» **Objetivo**: De acordo com a fonte, qual dispositivo da Portaria 1129 determina que conste no processo administrativo a comprovação de recebimento do Relatório de Fiscalização pelo empregador autuado?

» **Fonte**:
##############################

Também foi publicado que a
norma "acaba com a autonomia dos fiscais do Ministério do Trabalho",
que "as inspeções só serão válidas se o empregador autuado assinar o
recebimento do relatório de fiscalização", "que a inspeção dependerá
da comprovação de existência de segurança armada no local", que "a
portaria modifica os conceitos de trabalho análogo à escravidão definidos no
Código Penal".
Todavia, não há nada na
portaria que reduza a autonomia dos fiscais do trabalho. O que a portaria faz,
nesse aspecto, é estabelecer conceitos e critérios de fiscalização. Conforme já
destacado, se a fiscalização é realizada sem critérios, abre-se o caminho para
que seja anulada, o que pode mesmo favorecer infratores.
Também não é verdade que
"as inspeções só serão válidas se o empregador autuado assinar o
recebimento do relatório de fiscalização". O art. 4º, §3º, III, da
Portaria 1129, prevê que conste no processo administrativo a "comprovação
de recebimento do Relatório de Fiscalização pelo empregador autuado". Ora,
a assinatura do mesmo é o único meio de prova que o relatório foi entregue? Se ele
se recusar a assinar recibo, a inspeção não será válida? Causa perplexidade tal
interpretação.
II. DECLARAÇÕES
NOTICIADAS DE INSUBORDINAÇÃO NO ESTADO
A titular de uma das muitas
secretarias de um dos muitos ministérios do Governo Federal (a Secretaria
Nacional de Cidadania), disse que, com a portaria MTB nº 1129, "o trabalho
forçado só vai ser caracterizado se houver cerceamento da liberdade" e que
seria esvaziada a autonomia dos auditores fiscais. Também se queixou que
"o nome do empregador só vai para o cadastro dos empregadores do trabalho
escravo se tiver determinação do ministro do Trabalho. O que é extremamente
grave, inaceitável".

##############################

» **Registros**:
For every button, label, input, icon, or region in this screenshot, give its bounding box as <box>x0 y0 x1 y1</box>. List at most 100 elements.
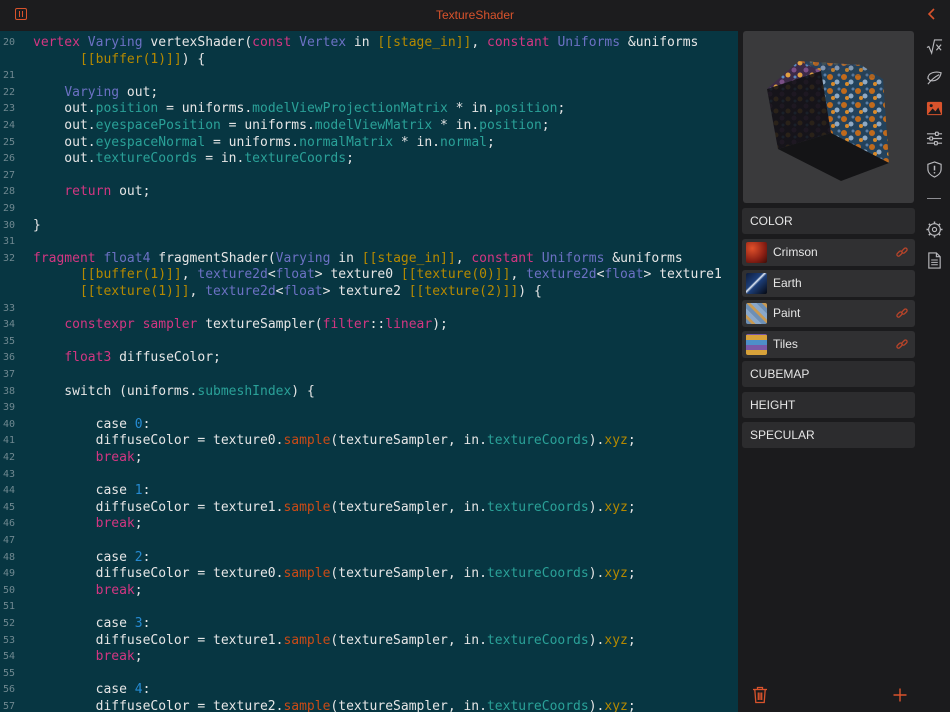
link-icon[interactable] <box>895 338 909 352</box>
trash-icon[interactable] <box>752 686 768 704</box>
sqrt-icon[interactable] <box>926 38 943 55</box>
image-icon[interactable] <box>926 100 943 117</box>
line-number: 38 <box>3 385 16 397</box>
code-line[interactable]: 31 <box>0 234 738 251</box>
code-text[interactable]: break; <box>33 516 143 533</box>
code-line[interactable]: 45 diffuseColor = texture1.sample(textur… <box>0 500 738 517</box>
code-line[interactable]: 37 <box>0 367 738 384</box>
code-line[interactable]: 32 fragment float4 fragmentShader(Varying… <box>0 251 738 268</box>
code-text[interactable]: diffuseColor = texture1.sample(textureSa… <box>33 633 636 650</box>
code-text[interactable]: break; <box>33 583 143 600</box>
texture-item-tiles[interactable]: Tiles <box>742 331 915 358</box>
code-line[interactable]: 54 break; <box>0 649 738 666</box>
code-text[interactable]: diffuseColor = texture0.sample(textureSa… <box>33 566 636 583</box>
document-icon[interactable] <box>926 252 943 269</box>
code-line[interactable]: 49 diffuseColor = texture0.sample(textur… <box>0 566 738 583</box>
code-line[interactable]: 47 <box>0 533 738 550</box>
code-line[interactable]: 39 <box>0 400 738 417</box>
code-text[interactable]: return out; <box>33 184 150 201</box>
code-line[interactable]: 52 case 3: <box>0 616 738 633</box>
link-icon[interactable] <box>895 307 909 321</box>
code-line[interactable]: 33 <box>0 301 738 318</box>
code-text[interactable]: case 2: <box>33 550 151 567</box>
code-text[interactable]: diffuseColor = texture0.sample(textureSa… <box>33 433 636 450</box>
code-text[interactable]: case 1: <box>33 483 151 500</box>
link-icon[interactable] <box>895 246 909 260</box>
code-line[interactable]: 53 diffuseColor = texture1.sample(textur… <box>0 633 738 650</box>
code-line[interactable]: 21 <box>0 68 738 85</box>
code-line[interactable]: 46 break; <box>0 516 738 533</box>
texture-item-paint[interactable]: Paint <box>742 300 915 327</box>
code-text[interactable]: out.eyespacePosition = uniforms.modelVie… <box>33 118 549 135</box>
code-text[interactable]: out.position = uniforms.modelViewProject… <box>33 101 565 118</box>
code-text[interactable]: out.eyespaceNormal = uniforms.normalMatr… <box>33 135 495 152</box>
texture-item-earth[interactable]: Earth <box>742 270 915 297</box>
code-text[interactable]: case 3: <box>33 616 151 633</box>
texture-item-crimson[interactable]: Crimson <box>742 239 915 266</box>
code-line[interactable]: 38 switch (uniforms.submeshIndex) { <box>0 384 738 401</box>
code-line[interactable]: 51 <box>0 599 738 616</box>
section-color[interactable]: COLOR <box>742 208 915 234</box>
code-text[interactable]: vertex Varying vertexShader(const Vertex… <box>33 35 698 52</box>
code-line[interactable]: 42 break; <box>0 450 738 467</box>
shield-icon[interactable] <box>926 161 943 178</box>
model-preview[interactable] <box>743 31 914 203</box>
code-line[interactable]: 25 out.eyespaceNormal = uniforms.normalM… <box>0 135 738 152</box>
code-text[interactable]: diffuseColor = texture2.sample(textureSa… <box>33 699 636 712</box>
code-line[interactable]: [[texture(1)]], texture2d<float> texture… <box>0 284 738 301</box>
code-line[interactable]: [[buffer(1)]]) { <box>0 52 738 69</box>
code-line[interactable]: 41 diffuseColor = texture0.sample(textur… <box>0 433 738 450</box>
code-line[interactable]: 22 Varying out; <box>0 85 738 102</box>
code-line[interactable]: 36 float3 diffuseColor; <box>0 350 738 367</box>
texture-thumbnail <box>746 334 767 355</box>
code-line[interactable]: 28 return out; <box>0 184 738 201</box>
line-number: 53 <box>3 634 16 646</box>
code-text[interactable]: [[buffer(1)]]) { <box>33 52 205 69</box>
code-text[interactable]: [[buffer(1)]], texture2d<float> texture0… <box>33 267 722 284</box>
section-specular[interactable]: SPECULAR <box>742 422 915 448</box>
code-line[interactable]: 20 vertex Varying vertexShader(const Vert… <box>0 35 738 52</box>
gear-icon[interactable] <box>926 221 943 238</box>
code-editor[interactable]: 20 vertex Varying vertexShader(const Vert… <box>0 31 738 712</box>
code-line[interactable]: 57 diffuseColor = texture2.sample(textur… <box>0 699 738 712</box>
code-line[interactable]: 50 break; <box>0 583 738 600</box>
toolbar-divider <box>927 198 941 199</box>
code-text[interactable]: break; <box>33 450 143 467</box>
code-text[interactable]: out.textureCoords = in.textureCoords; <box>33 151 354 168</box>
code-text[interactable]: float3 diffuseColor; <box>33 350 221 367</box>
code-text[interactable]: } <box>33 218 41 235</box>
code-line[interactable]: 56 case 4: <box>0 682 738 699</box>
code-line[interactable]: 48 case 2: <box>0 550 738 567</box>
code-text[interactable]: Varying out; <box>33 85 158 102</box>
code-text[interactable]: [[texture(1)]], texture2d<float> texture… <box>33 284 542 301</box>
code-line[interactable]: 30} <box>0 218 738 235</box>
code-text[interactable]: diffuseColor = texture1.sample(textureSa… <box>33 500 636 517</box>
line-number: 39 <box>3 402 16 414</box>
code-line[interactable]: 34 constexpr sampler textureSampler(filt… <box>0 317 738 334</box>
line-number: 49 <box>3 568 16 580</box>
code-line[interactable]: 26 out.textureCoords = in.textureCoords; <box>0 151 738 168</box>
code-line[interactable]: 44 case 1: <box>0 483 738 500</box>
code-text[interactable]: case 4: <box>33 682 151 699</box>
code-line[interactable]: 27 <box>0 168 738 185</box>
code-line[interactable]: 24 out.eyespacePosition = uniforms.model… <box>0 118 738 135</box>
code-line[interactable]: 55 <box>0 666 738 683</box>
code-line[interactable]: 43 <box>0 467 738 484</box>
code-text[interactable]: break; <box>33 649 143 666</box>
section-height[interactable]: HEIGHT <box>742 392 915 418</box>
line-number: 33 <box>3 302 16 314</box>
code-line[interactable]: 23 out.position = uniforms.modelViewProj… <box>0 101 738 118</box>
chevron-left-icon[interactable] <box>924 6 940 22</box>
code-text[interactable]: fragment float4 fragmentShader(Varying i… <box>33 251 683 268</box>
sliders-icon[interactable] <box>926 130 943 147</box>
code-text[interactable]: case 0: <box>33 417 151 434</box>
code-line[interactable]: 35 <box>0 334 738 351</box>
leaf-icon[interactable] <box>926 69 943 86</box>
code-line[interactable]: [[buffer(1)]], texture2d<float> texture0… <box>0 267 738 284</box>
code-line[interactable]: 29 <box>0 201 738 218</box>
code-line[interactable]: 40 case 0: <box>0 417 738 434</box>
section-cubemap[interactable]: CUBEMAP <box>742 361 915 387</box>
add-texture-icon[interactable] <box>893 688 907 702</box>
code-text[interactable]: switch (uniforms.submeshIndex) { <box>33 384 314 401</box>
code-text[interactable]: constexpr sampler textureSampler(filter:… <box>33 317 448 334</box>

##############################

» **Resposta**: O art. 4º, §3º, III, da Portaria 1129.